#### TASK TO CARRY OUT:
Set out every line bearing the string "name".

#### PROVIDED INFORMATION:
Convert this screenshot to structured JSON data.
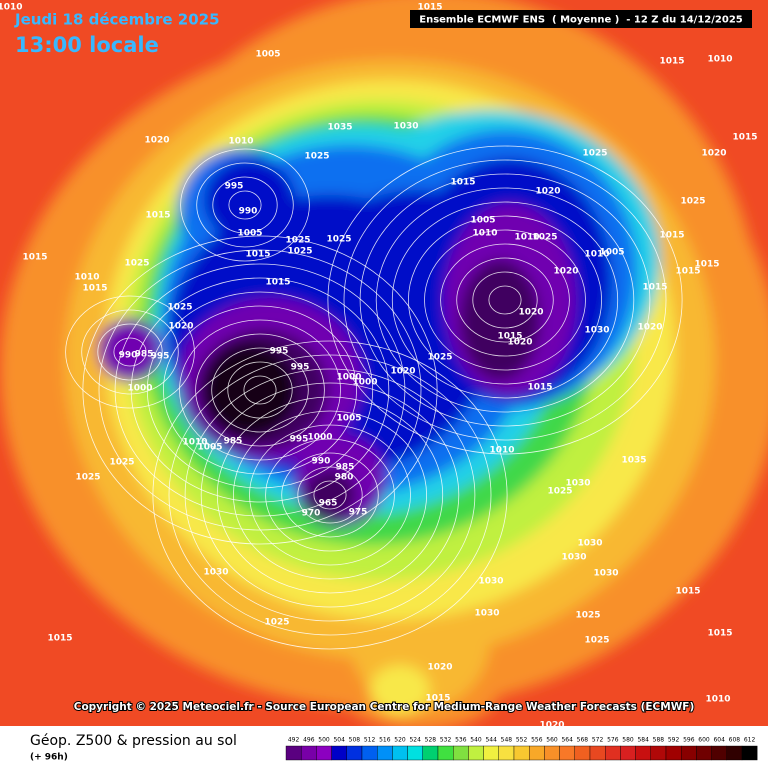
{
  "header": {
    "date": "Jeudi 18 décembre 2025",
    "time": "13:00 locale"
  },
  "model_info": "Ensemble ECMWF ENS  ( Moyenne )  - 12 Z du 14/12/2025",
  "copyright": "Copyright © 2025 Meteociel.fr - Source European Centre for Medium-Range Weather Forecasts (ECMWF)",
  "footer": {
    "title": "Géop. Z500 & pression au sol",
    "lead_time": "(+ 96h)"
  },
  "colorbar": {
    "ticks": [
      492,
      496,
      500,
      504,
      508,
      512,
      516,
      520,
      524,
      528,
      532,
      536,
      540,
      544,
      548,
      552,
      556,
      560,
      564,
      568,
      572,
      576,
      580,
      584,
      588,
      592,
      596,
      600,
      604,
      608,
      612
    ],
    "colors": [
      "#5a0080",
      "#7800a8",
      "#8c00c0",
      "#0000c8",
      "#0030e0",
      "#0060f0",
      "#0090f8",
      "#00c0f0",
      "#00e0e0",
      "#00d070",
      "#40e040",
      "#80e040",
      "#c0f040",
      "#f0f040",
      "#f8e040",
      "#f8c830",
      "#f8a828",
      "#f89028",
      "#f87828",
      "#f06020",
      "#e84820",
      "#e03020",
      "#d82020",
      "#c81010",
      "#b00808",
      "#a00000",
      "#880000",
      "#700000",
      "#500000",
      "#300000",
      "#000000"
    ]
  },
  "isobar_labels": [
    1010,
    1015,
    1005,
    1015,
    1010,
    1020,
    1010,
    1035,
    1030,
    1025,
    1025,
    1020,
    1015,
    995,
    1015,
    1020,
    1025,
    990,
    1005,
    1015,
    1005,
    1025,
    1025,
    1010,
    1010,
    1025,
    1015,
    1015,
    1015,
    1025,
    1025,
    1010,
    1005,
    1015,
    1010,
    1015,
    1020,
    1015,
    1015,
    1015,
    1025,
    1020,
    1030,
    1020,
    1020,
    1015,
    1020,
    995,
    1025,
    990,
    985,
    995,
    995,
    1020,
    1000,
    1000,
    1015,
    1000,
    1005,
    1010,
    1005,
    985,
    995,
    1000,
    1010,
    990,
    985,
    980,
    1035,
    1025,
    1025,
    965,
    970,
    975,
    1030,
    1025,
    1030,
    1030,
    1030,
    1030,
    1030,
    1015,
    1030,
    1025,
    1025,
    1015,
    1025,
    1015,
    1020,
    1015,
    1020,
    1010
  ]
}
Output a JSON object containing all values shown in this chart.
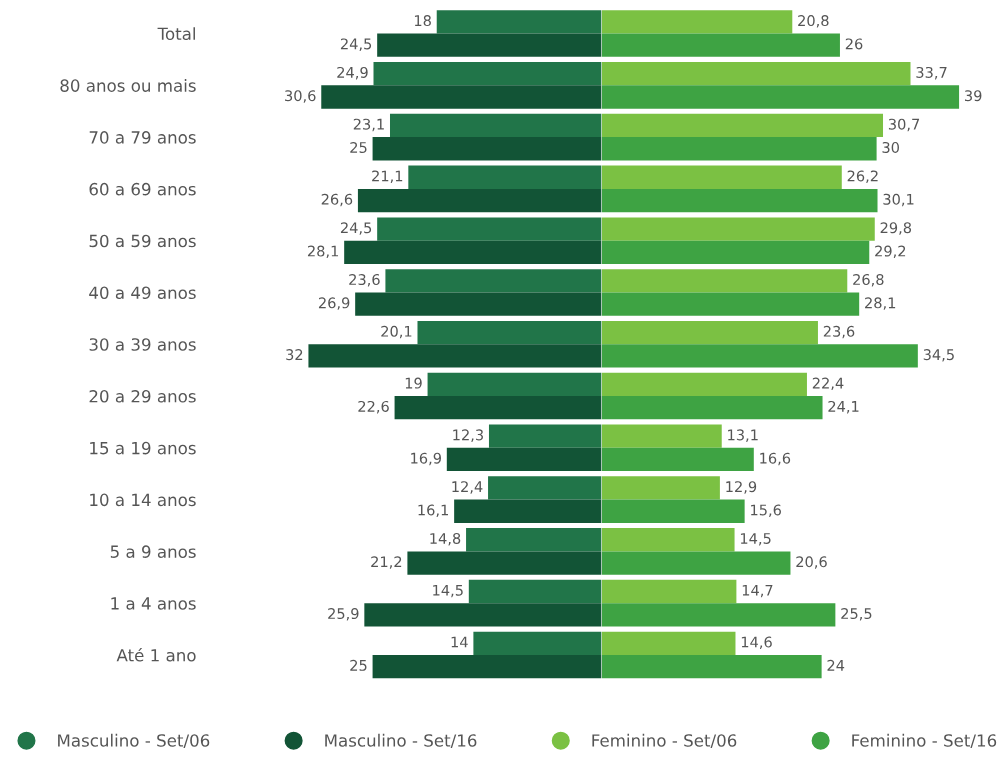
{
  "chart_data": [
    {
      "type": "bar",
      "orientation": "horizontal",
      "categories": [
        "Total",
        "80 anos ou mais",
        "70 a 79 anos",
        "60 a 69 anos",
        "50 a 59 anos",
        "40 a 49 anos",
        "30 a 39 anos",
        "20 a 29 anos",
        "15 a 19 anos",
        "10 a 14 anos",
        "5 a 9 anos",
        "1 a 4 anos",
        "Até 1 ano"
      ],
      "series": [
        {
          "name": "Masculino - Set/06",
          "color": "#217549",
          "values": [
            18,
            24.9,
            23.1,
            21.1,
            24.5,
            23.6,
            20.1,
            19,
            12.3,
            12.4,
            14.8,
            14.5,
            14
          ],
          "value_labels": [
            "18",
            "24,9",
            "23,1",
            "21,1",
            "24,5",
            "23,6",
            "20,1",
            "19",
            "12,3",
            "12,4",
            "14,8",
            "14,5",
            "14"
          ]
        },
        {
          "name": "Masculino - Set/16",
          "color": "#125436",
          "values": [
            24.5,
            30.6,
            25,
            26.6,
            28.1,
            26.9,
            32,
            22.6,
            16.9,
            16.1,
            21.2,
            25.9,
            25
          ],
          "value_labels": [
            "24,5",
            "30,6",
            "25",
            "26,6",
            "28,1",
            "26,9",
            "32",
            "22,6",
            "16,9",
            "16,1",
            "21,2",
            "25,9",
            "25"
          ]
        }
      ],
      "tick_labels": "y",
      "legend": "bottom"
    },
    {
      "type": "bar",
      "orientation": "horizontal",
      "categories": [
        null,
        null,
        null,
        null,
        null,
        null,
        null,
        null,
        null,
        null,
        null,
        null,
        null
      ],
      "series": [
        {
          "name": "Feminino - Set/06",
          "color": "#7bc143",
          "values": [
            20.8,
            33.7,
            30.7,
            26.2,
            29.8,
            26.8,
            23.6,
            22.4,
            13.1,
            12.9,
            14.5,
            14.7,
            14.6
          ],
          "value_labels": [
            "20,8",
            "33,7",
            "30,7",
            "26,2",
            "29,8",
            "26,8",
            "23,6",
            "22,4",
            "13,1",
            "12,9",
            "14,5",
            "14,7",
            "14,6"
          ]
        },
        {
          "name": "Feminino - Set/16",
          "color": "#3ea343",
          "values": [
            26,
            39,
            30,
            30.1,
            29.2,
            28.1,
            34.5,
            24.1,
            16.6,
            15.6,
            20.6,
            25.5,
            24
          ],
          "value_labels": [
            "26",
            "39",
            "30",
            "30,1",
            "29,2",
            "28,1",
            "34,5",
            "24,1",
            "16,6",
            "15,6",
            "20,6",
            "25,5",
            "24"
          ]
        }
      ],
      "tick_labels": false,
      "legend": "bottom"
    }
  ]
}
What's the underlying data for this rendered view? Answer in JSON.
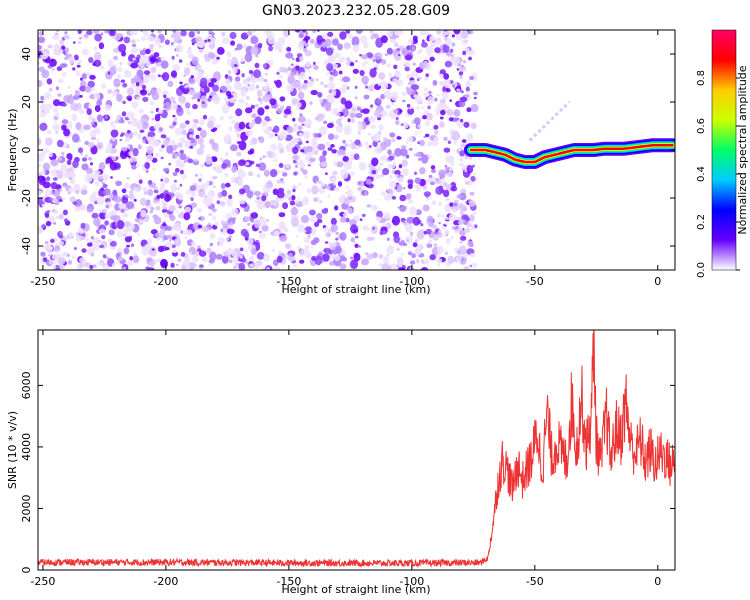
{
  "figure_title": "GN03.2023.232.05.28.G09",
  "chart_data": [
    {
      "type": "heatmap",
      "xlabel": "Height of straight line (km)",
      "ylabel": "Frequency (Hz)",
      "xlim": [
        -252,
        7
      ],
      "ylim": [
        -50,
        50
      ],
      "xticks": [
        -250,
        -200,
        -150,
        -100,
        -50,
        0
      ],
      "yticks": [
        -40,
        -20,
        0,
        20,
        40
      ],
      "noise_region_x": [
        -252,
        -74
      ],
      "signal_track": {
        "x": [
          -76,
          -70,
          -66,
          -62,
          -58,
          -54,
          -50,
          -46,
          -42,
          -38,
          -34,
          -30,
          -26,
          -22,
          -18,
          -14,
          -10,
          -6,
          -2,
          2,
          6
        ],
        "y": [
          0,
          0,
          -1,
          -2,
          -4,
          -5,
          -5,
          -3,
          -2,
          -1,
          0,
          0,
          0,
          0.5,
          0.5,
          0.5,
          1,
          1.5,
          2,
          2,
          2
        ]
      },
      "faint_streak": {
        "x": [
          -52,
          -36
        ],
        "y": [
          4,
          20
        ]
      },
      "colorbar": {
        "label": "Normalized spectral amplitude",
        "range": [
          0,
          1
        ],
        "ticks": [
          "0.0",
          "0.2",
          "0.4",
          "0.6",
          "0.8"
        ],
        "colors": [
          "#ffffff",
          "#6600ff",
          "#0000ff",
          "#00ccff",
          "#00ff66",
          "#ccff00",
          "#ffcc00",
          "#ff0000",
          "#ff0066"
        ]
      }
    },
    {
      "type": "line",
      "xlabel": "Height of straight line (km)",
      "ylabel": "SNR (10 * v/v)",
      "xlim": [
        -252,
        7
      ],
      "ylim": [
        0,
        7800
      ],
      "xticks": [
        -250,
        -200,
        -150,
        -100,
        -50,
        0
      ],
      "yticks": [
        0,
        2000,
        4000,
        6000
      ],
      "color": "#ee3333",
      "series": [
        {
          "x": [
            -252,
            -200,
            -150,
            -100,
            -72,
            -69,
            -67,
            -65,
            -63,
            -61,
            -59,
            -57,
            -55,
            -53,
            -51,
            -49,
            -47,
            -45,
            -43,
            -41,
            -39,
            -37,
            -35,
            -33,
            -31,
            -29,
            -27,
            -26,
            -25,
            -23,
            -21,
            -19,
            -17,
            -15,
            -13,
            -11,
            -9,
            -7,
            -5,
            -3,
            -1,
            1,
            3,
            5,
            7
          ],
          "y": [
            250,
            250,
            230,
            220,
            240,
            400,
            1500,
            2800,
            3600,
            3200,
            2600,
            3500,
            2900,
            3300,
            3700,
            4500,
            3200,
            5100,
            3600,
            4200,
            3800,
            3500,
            5500,
            3900,
            5600,
            4000,
            5000,
            7600,
            4200,
            3500,
            5100,
            3600,
            4600,
            4300,
            5500,
            4100,
            3800,
            4200,
            3500,
            3900,
            3400,
            3800,
            3700,
            3400,
            3500
          ]
        }
      ]
    }
  ]
}
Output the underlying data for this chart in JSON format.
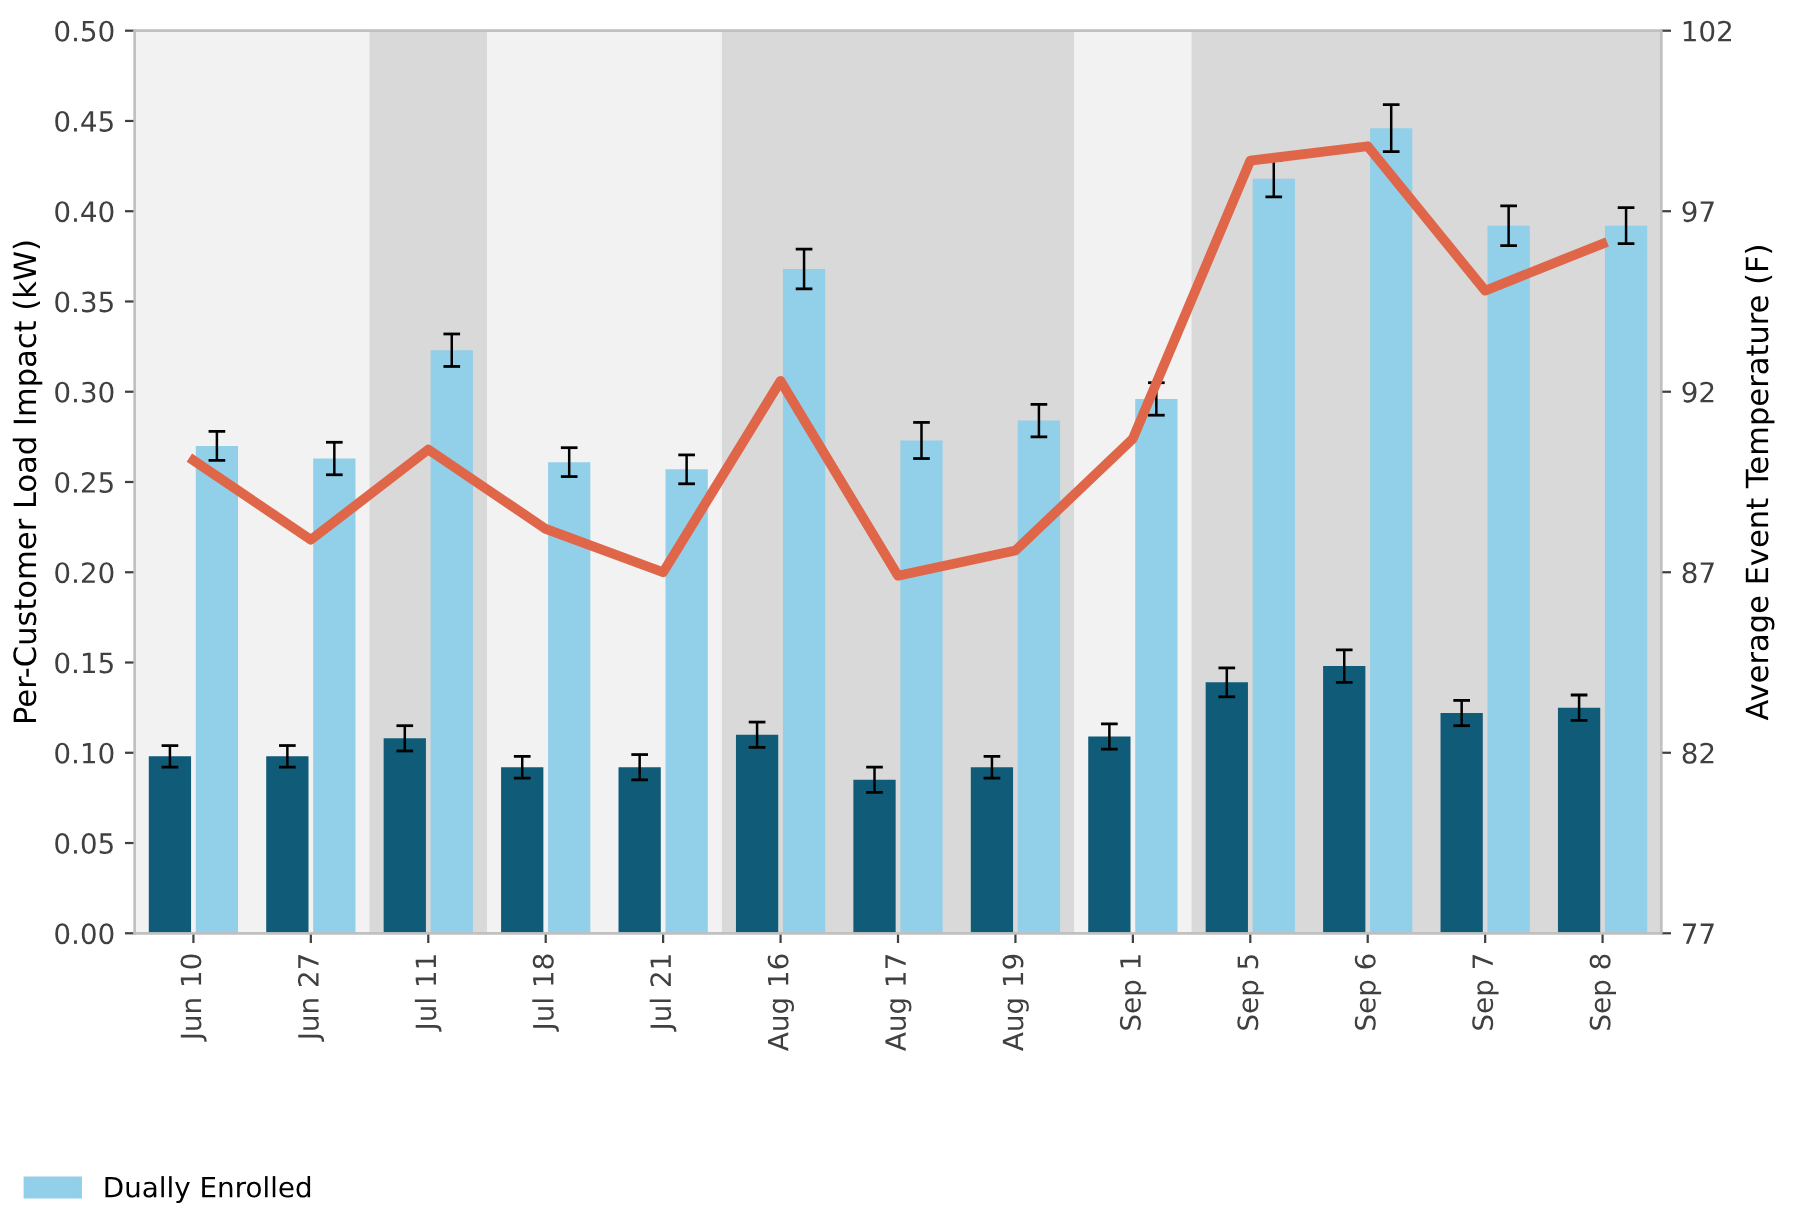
{
  "chart_data": {
    "type": "bar",
    "categories": [
      "Jun 10",
      "Jun 27",
      "Jul 11",
      "Jul 18",
      "Jul 21",
      "Aug 16",
      "Aug 17",
      "Aug 19",
      "Sep 1",
      "Sep 5",
      "Sep 6",
      "Sep 7",
      "Sep 8"
    ],
    "ylabel": "Per-Customer Load Impact (kW)",
    "y2label": "Average Event Temperature (F)",
    "ylim": [
      0,
      0.5
    ],
    "yticks": [
      {
        "value": 0,
        "label": "0.00"
      },
      {
        "value": 0.05,
        "label": "0.05"
      },
      {
        "value": 0.1,
        "label": "0.10"
      },
      {
        "value": 0.15,
        "label": "0.15"
      },
      {
        "value": 0.2,
        "label": "0.20"
      },
      {
        "value": 0.25,
        "label": "0.25"
      },
      {
        "value": 0.3,
        "label": "0.30"
      },
      {
        "value": 0.35,
        "label": "0.35"
      },
      {
        "value": 0.4,
        "label": "0.40"
      },
      {
        "value": 0.45,
        "label": "0.45"
      },
      {
        "value": 0.5,
        "label": "0.50"
      }
    ],
    "y2lim": [
      77,
      102
    ],
    "y2ticks": [
      77,
      82,
      87,
      92,
      97,
      102
    ],
    "series": [
      {
        "color": "#0f5b78",
        "values": [
          0.098,
          0.098,
          0.108,
          0.092,
          0.092,
          0.11,
          0.085,
          0.092,
          0.109,
          0.139,
          0.148,
          0.122,
          0.125
        ],
        "errors": [
          0.006,
          0.006,
          0.007,
          0.006,
          0.007,
          0.007,
          0.007,
          0.006,
          0.007,
          0.008,
          0.009,
          0.007,
          0.007
        ]
      },
      {
        "name": "Dually Enrolled",
        "color": "#92cfe8",
        "values": [
          0.27,
          0.263,
          0.323,
          0.261,
          0.257,
          0.368,
          0.273,
          0.284,
          0.296,
          0.418,
          0.446,
          0.392,
          0.392
        ],
        "errors": [
          0.008,
          0.009,
          0.009,
          0.008,
          0.008,
          0.011,
          0.01,
          0.009,
          0.009,
          0.01,
          0.013,
          0.011,
          0.01
        ]
      },
      {
        "type": "line",
        "axis": "y2",
        "color": "#e0664a",
        "values": [
          90.1,
          87.9,
          90.4,
          88.2,
          87.0,
          92.3,
          86.9,
          87.6,
          90.7,
          98.4,
          98.8,
          94.8,
          96.1
        ]
      }
    ],
    "bands": [
      {
        "axis": "x",
        "from": "Jul 11",
        "to": "Jul 11",
        "color": "#d9d9d9"
      },
      {
        "axis": "x",
        "from": "Aug 16",
        "to": "Aug 19",
        "color": "#d9d9d9"
      },
      {
        "axis": "x",
        "from": "Sep 5",
        "to": "Sep 8",
        "color": "#d9d9d9"
      }
    ],
    "legend": "bottom left",
    "grid": false
  }
}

#### OUTPUT BELOW:
          "name": "Masculino - Set/06",
          "name": "Masculino - Set/16",
          "name": "Feminino - Set/06",
          "name": "Feminino - Set/16",
        "name": "Dually Enrolled",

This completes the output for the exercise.